* **Seitenauszug**
■ ■ ■ ■ ■

Autorin: Christine Ranseder
Der Kontakt mit der Natur verbessert bekanntlich den Gemütszustand, selbst wenn wir nur auf Bilder blicken. Fotos von Katzen-, Hunden oder putzigen Nagetieren habe ich mangels Haustier nicht bei der Hand, aber einen keramischen Blumenstrauß kann ich Ihnen per Blogbeitrag reichen.
Unter den Kachelfragmenten, die im Zuge von Bauarbeiten im Haus Judenplatz 8 geborgen wurden, befanden sich auch Exemplare mit Darstellungen von reich bestückten Blumenvasen.
Es dürfte sich um Kacheln mehrerer Öfen handeln, wie viele wird die wissenschaftliche Auswertung zeigen. Sicher ist, dass die Wärmespender in ihrer unzerstörten Pracht eine Augenweide waren. Doch wann brachte man auf diese Art den Garten in ein städtisches Wohnhaus? Die Funde datieren in das 17. Jahrhundert, einer Zeit in der die Blumen Kunst und Kunsthandwerk eroberten.

■ ■ ■ ■ ■

* **Aufgabenstellung**
Gib an, in welchem Haus laut dem Seitenauszug über die Kachelfunde die Kachelfragmente bei Bauarbeiten geborgen wurden.

■ ■ ■ ■ ■

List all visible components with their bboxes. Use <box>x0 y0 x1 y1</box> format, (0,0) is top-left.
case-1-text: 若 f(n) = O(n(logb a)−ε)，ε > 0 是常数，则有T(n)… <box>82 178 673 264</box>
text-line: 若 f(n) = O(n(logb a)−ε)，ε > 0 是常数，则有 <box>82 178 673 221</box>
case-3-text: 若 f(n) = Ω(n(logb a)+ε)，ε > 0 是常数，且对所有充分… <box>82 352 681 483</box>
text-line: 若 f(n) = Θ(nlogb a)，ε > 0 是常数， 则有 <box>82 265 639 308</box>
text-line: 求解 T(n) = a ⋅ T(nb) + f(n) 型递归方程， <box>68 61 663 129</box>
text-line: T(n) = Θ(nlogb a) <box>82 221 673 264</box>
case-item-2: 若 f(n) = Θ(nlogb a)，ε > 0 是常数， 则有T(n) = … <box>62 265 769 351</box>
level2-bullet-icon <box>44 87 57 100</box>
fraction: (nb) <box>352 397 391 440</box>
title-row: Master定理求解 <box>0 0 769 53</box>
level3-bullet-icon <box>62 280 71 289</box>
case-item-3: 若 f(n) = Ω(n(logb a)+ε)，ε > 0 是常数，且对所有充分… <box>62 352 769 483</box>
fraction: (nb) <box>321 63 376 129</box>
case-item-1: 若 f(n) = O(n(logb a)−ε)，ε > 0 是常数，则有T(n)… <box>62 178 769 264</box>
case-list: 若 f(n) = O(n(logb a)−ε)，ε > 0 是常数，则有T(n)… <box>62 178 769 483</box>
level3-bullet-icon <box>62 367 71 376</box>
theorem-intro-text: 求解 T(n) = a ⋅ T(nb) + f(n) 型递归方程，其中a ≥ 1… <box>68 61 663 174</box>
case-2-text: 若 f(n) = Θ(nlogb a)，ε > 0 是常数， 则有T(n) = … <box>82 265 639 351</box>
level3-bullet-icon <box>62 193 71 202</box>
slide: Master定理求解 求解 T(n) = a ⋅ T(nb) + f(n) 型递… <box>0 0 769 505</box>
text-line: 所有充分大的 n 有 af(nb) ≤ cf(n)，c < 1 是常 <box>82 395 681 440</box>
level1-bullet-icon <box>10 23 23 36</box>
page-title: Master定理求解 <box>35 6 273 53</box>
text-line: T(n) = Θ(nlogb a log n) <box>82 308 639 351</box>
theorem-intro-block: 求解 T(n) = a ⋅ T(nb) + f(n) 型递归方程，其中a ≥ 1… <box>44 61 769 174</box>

■ ■ ■ ■ ■

* **Antwort**
Im Haus Judenplatz 8.